Fire and Rescue NSW to tap into predictive data models, machine learning

News
May 07, 20143 mins
Big DataGovernment IT

Fire and Rescue NSW is tapping into predictive data models and machine learning to better prepare its resources before emergency situations occur.

Speaking at a CeBIT conference in Sydney, the CIO of the safety organisation, Richard Host, said the response speed of emergency services can mean life or death for people. In order to improve the speed with which the organisation can deploy resources, Fire and Rescue NSW has been working on a system dubbed ‘Miinder’.

Miinder assesses every single property in the state in conjunction with the weather forecast and predictive data feeds to develop a model that shows where resources are likely to be needed in order to deal with an emergency, he said.

“We all know intuitively that the last day on school holidays there’s going to be an accident on the M1. We know intuitively that some kid in the school holidays is going to light a fire. But what if we could look at this systematically and in a far more intelligent way?” Host said.

__COLLECTED MATERIAL__

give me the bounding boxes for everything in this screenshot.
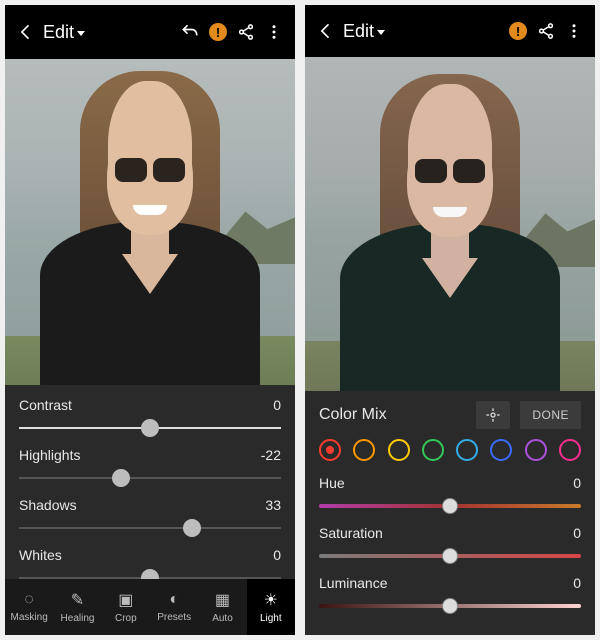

__WRITTEN REQUEST 1__
Please reproduce the stretch of the Fire and Rescue NSW article from "Fire and Rescue NSW is" through "system dubbed ‘Miinder’.", copying it word for word.
__WRITTEN REQUEST 2__
Write what comes next in the Fire and Rescue NSW article, starting after its final sentence.

__EXERCISE RESULT 1__
Fire and Rescue NSW is tapping into predictive data models and machine learning to better prepare its resources before emergency situations occur.

Speaking at a CeBIT conference in Sydney, the CIO of the safety organisation, Richard Host, said the response speed of emergency services can mean life or death for people. In order to improve the speed with which the organisation can deploy resources, Fire and Rescue NSW has been working on a system dubbed ‘Miinder’.

__EXERCISE RESULT 2__
The project is currently in a proof of concept phase. The first iteration of Miinder will run complex algorithms over aerial photography to measure how close different types of vegetation are to houses and assess the risk of fire.

The CIO said he will look at integrating weather data into the heat map and adding features that allow a user to replay past incidents and model what might happen in the future.

Host will look at integrating other risks besides bushfires, and develop a mobile app that can score a house’s chance of suffering an incident out of 100. Users would be able to look at the score for entire streets, suburbs or cities.

Based on Miinder’s calculations on where incidents are most likely to occur, Fire and Rescue crews could be pre-emptively sent to specific locations during certain times of the day.

“By placing a crew there means the proximity to the crew brings the risk down; sending resources out in advance will reduce the overall risk,” Host says.

“And Miinder will go back and monitor; it will go back and say… ‘I really should have sent this crew, not this crew. If I sent that crew, I would have had the optimal outcome. I’m now changing my rule and I’m now going to use that in the future. So I’m going to start learning’.

“Also, it will, for the first time, show a real connection between the spend on resources and the consequence on safety for the community. For every extra million spent there, you will see through the formulas the outcome. So we can stop over engineering here and under engineering there.”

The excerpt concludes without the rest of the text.